RECORDS TO PROCESS:
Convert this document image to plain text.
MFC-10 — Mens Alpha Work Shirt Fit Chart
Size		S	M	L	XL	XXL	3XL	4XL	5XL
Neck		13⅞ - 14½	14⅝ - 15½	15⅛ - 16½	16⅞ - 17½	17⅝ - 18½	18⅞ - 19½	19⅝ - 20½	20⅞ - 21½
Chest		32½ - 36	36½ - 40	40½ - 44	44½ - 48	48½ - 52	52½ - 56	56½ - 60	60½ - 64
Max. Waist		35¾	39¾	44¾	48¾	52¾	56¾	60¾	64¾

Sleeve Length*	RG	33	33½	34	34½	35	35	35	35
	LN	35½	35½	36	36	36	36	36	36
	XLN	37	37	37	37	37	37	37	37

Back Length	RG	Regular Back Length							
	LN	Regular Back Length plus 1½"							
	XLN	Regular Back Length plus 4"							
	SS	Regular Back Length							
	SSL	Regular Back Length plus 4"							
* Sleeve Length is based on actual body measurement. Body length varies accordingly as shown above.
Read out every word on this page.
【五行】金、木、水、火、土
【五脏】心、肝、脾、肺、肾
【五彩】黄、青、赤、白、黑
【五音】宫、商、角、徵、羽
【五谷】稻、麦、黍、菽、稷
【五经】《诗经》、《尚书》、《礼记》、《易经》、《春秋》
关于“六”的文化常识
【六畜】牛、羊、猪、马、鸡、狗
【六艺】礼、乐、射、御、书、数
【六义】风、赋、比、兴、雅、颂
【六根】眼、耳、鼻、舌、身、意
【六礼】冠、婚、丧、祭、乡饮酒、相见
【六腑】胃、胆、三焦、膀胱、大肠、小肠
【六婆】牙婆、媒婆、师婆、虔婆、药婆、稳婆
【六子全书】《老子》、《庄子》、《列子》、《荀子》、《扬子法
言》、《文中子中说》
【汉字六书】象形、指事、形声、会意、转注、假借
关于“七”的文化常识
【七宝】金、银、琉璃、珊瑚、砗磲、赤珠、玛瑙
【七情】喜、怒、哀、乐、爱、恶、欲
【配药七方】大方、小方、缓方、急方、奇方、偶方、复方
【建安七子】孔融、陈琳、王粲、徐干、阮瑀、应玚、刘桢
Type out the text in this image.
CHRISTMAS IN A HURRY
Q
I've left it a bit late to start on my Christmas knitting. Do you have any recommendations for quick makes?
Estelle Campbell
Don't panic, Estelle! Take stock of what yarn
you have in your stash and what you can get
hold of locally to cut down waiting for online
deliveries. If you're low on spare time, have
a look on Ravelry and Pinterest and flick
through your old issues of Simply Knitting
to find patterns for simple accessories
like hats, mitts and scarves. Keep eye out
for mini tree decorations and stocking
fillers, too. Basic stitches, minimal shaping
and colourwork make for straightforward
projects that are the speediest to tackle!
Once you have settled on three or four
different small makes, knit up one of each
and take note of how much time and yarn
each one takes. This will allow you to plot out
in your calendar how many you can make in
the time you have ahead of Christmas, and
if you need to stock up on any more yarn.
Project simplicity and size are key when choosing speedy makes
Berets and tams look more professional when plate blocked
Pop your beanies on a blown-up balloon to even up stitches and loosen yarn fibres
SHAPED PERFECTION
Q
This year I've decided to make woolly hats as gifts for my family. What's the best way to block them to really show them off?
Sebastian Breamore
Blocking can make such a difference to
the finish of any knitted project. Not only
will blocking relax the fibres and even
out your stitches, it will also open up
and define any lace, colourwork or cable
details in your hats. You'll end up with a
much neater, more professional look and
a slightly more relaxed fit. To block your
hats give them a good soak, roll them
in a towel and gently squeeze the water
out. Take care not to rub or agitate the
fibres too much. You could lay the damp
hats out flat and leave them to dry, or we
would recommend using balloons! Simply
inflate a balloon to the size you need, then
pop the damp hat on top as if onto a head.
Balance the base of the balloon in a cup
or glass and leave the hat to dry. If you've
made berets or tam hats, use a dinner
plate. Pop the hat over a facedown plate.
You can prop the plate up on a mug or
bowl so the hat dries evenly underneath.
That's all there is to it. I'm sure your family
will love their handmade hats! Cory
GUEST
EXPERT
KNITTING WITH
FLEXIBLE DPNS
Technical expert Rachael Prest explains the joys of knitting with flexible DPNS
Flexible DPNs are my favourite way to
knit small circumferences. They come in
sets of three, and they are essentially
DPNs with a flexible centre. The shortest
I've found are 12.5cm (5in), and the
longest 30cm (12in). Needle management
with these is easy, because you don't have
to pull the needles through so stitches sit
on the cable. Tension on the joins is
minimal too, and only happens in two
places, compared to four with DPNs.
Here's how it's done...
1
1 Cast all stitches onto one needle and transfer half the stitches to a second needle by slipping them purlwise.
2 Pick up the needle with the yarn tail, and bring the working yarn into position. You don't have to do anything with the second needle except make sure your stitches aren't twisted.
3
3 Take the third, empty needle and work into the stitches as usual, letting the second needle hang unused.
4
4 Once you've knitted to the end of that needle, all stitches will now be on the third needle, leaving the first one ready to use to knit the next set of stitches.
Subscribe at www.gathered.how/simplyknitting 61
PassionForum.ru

WHAT YOU SHOULD DO: Repeat the data precisely, line by line.

CORRECT RESULT:
Convert this document image to plain text.
MFC-10 — Mens Alpha Work Shirt Fit Chart
Size		S	M	L	XL	XXL	3XL	4XL	5XL
Neck		13⅞ - 14½	14⅝ - 15½	15⅛ - 16½	16⅞ - 17½	17⅝ - 18½	18⅞ - 19½	19⅝ - 20½	20⅞ - 21½
Chest		32½ - 36	36½ - 40	40½ - 44	44½ - 48	48½ - 52	52½ - 56	56½ - 60	60½ - 64
Max. Waist		35¾	39¾	44¾	48¾	52¾	56¾	60¾	64¾

Sleeve Length*	RG	33	33½	34	34½	35	35	35	35
	LN	35½	35½	36	36	36	36	36	36
	XLN	37	37	37	37	37	37	37	37

Back Length	RG	Regular Back Length							
	LN	Regular Back Length plus 1½"							
	XLN	Regular Back Length plus 4"							
	SS	Regular Back Length							
	SSL	Regular Back Length plus 4"							
* Sleeve Length is based on actual body measurement. Body length varies accordingly as shown above.
Read out every word on this page.
【五行】金、木、水、火、土
【五脏】心、肝、脾、肺、肾
【五彩】黄、青、赤、白、黑
【五音】宫、商、角、徵、羽
【五谷】稻、麦、黍、菽、稷
【五经】《诗经》、《尚书》、《礼记》、《易经》、《春秋》
关于“六”的文化常识
【六畜】牛、羊、猪、马、鸡、狗
【六艺】礼、乐、射、御、书、数
【六义】风、赋、比、兴、雅、颂
【六根】眼、耳、鼻、舌、身、意
【六礼】冠、婚、丧、祭、乡饮酒、相见
【六腑】胃、胆、三焦、膀胱、大肠、小肠
【六婆】牙婆、媒婆、师婆、虔婆、药婆、稳婆
【六子全书】《老子》、《庄子》、《列子》、《荀子》、《扬子法
言》、《文中子中说》
【汉字六书】象形、指事、形声、会意、转注、假借
关于“七”的文化常识
【七宝】金、银、琉璃、珊瑚、砗磲、赤珠、玛瑙
【七情】喜、怒、哀、乐、爱、恶、欲
【配药七方】大方、小方、缓方、急方、奇方、偶方、复方
【建安七子】孔融、陈琳、王粲、徐干、阮瑀、应玚、刘桢
Type out the text in this image.
CHRISTMAS IN A HURRY
Q
I've left it a bit late to start on my Christmas knitting. Do you have any recommendations for quick makes?
Estelle Campbell
Don't panic, Estelle! Take stock of what yarn
you have in your stash and what you can get
hold of locally to cut down waiting for online
deliveries. If you're low on spare time, have
a look on Ravelry and Pinterest and flick
through your old issues of Simply Knitting
to find patterns for simple accessories
like hats, mitts and scarves. Keep eye out
for mini tree decorations and stocking
fillers, too. Basic stitches, minimal shaping
and colourwork make for straightforward
projects that are the speediest to tackle!
Once you have settled on three or four
different small makes, knit up one of each
and take note of how much time and yarn
each one takes. This will allow you to plot out
in your calendar how many you can make in
the time you have ahead of Christmas, and
if you need to stock up on any more yarn.
Project simplicity and size are key when choosing speedy makes
Berets and tams look more professional when plate blocked
Pop your beanies on a blown-up balloon to even up stitches and loosen yarn fibres
SHAPED PERFECTION
Q
This year I've decided to make woolly hats as gifts for my family. What's the best way to block them to really show them off?
Sebastian Breamore
Blocking can make such a difference to
the finish of any knitted project. Not only
will blocking relax the fibres and even
out your stitches, it will also open up
and define any lace, colourwork or cable
details in your hats. You'll end up with a
much neater, more professional look and
a slightly more relaxed fit. To block your
hats give them a good soak, roll them
in a towel and gently squeeze the water
out. Take care not to rub or agitate the
fibres too much. You could lay the damp
hats out flat and leave them to dry, or we
would recommend using balloons! Simply
inflate a balloon to the size you need, then
pop the damp hat on top as if onto a head.
Balance the base of the balloon in a cup
or glass and leave the hat to dry. If you've
made berets or tam hats, use a dinner
plate. Pop the hat over a facedown plate.
You can prop the plate up on a mug or
bowl so the hat dries evenly underneath.
That's all there is to it. I'm sure your family
will love their handmade hats! Cory
GUEST
EXPERT
KNITTING WITH
FLEXIBLE DPNS
Technical expert Rachael Prest explains the joys of knitting with flexible DPNS
Flexible DPNs are my favourite way to
knit small circumferences. They come in
sets of three, and they are essentially
DPNs with a flexible centre. The shortest
I've found are 12.5cm (5in), and the
longest 30cm (12in). Needle management
with these is easy, because you don't have
to pull the needles through so stitches sit
on the cable. Tension on the joins is
minimal too, and only happens in two
places, compared to four with DPNs.
Here's how it's done...
1
1 Cast all stitches onto one needle and transfer half the stitches to a second needle by slipping them purlwise.
2 Pick up the needle with the yarn tail, and bring the working yarn into position. You don't have to do anything with the second needle except make sure your stitches aren't twisted.
3
3 Take the third, empty needle and work into the stitches as usual, letting the second needle hang unused.
4
4 Once you've knitted to the end of that needle, all stitches will now be on the third needle, leaving the first one ready to use to knit the next set of stitches.
Subscribe at www.gathered.how/simplyknitting 61
PassionForum.ru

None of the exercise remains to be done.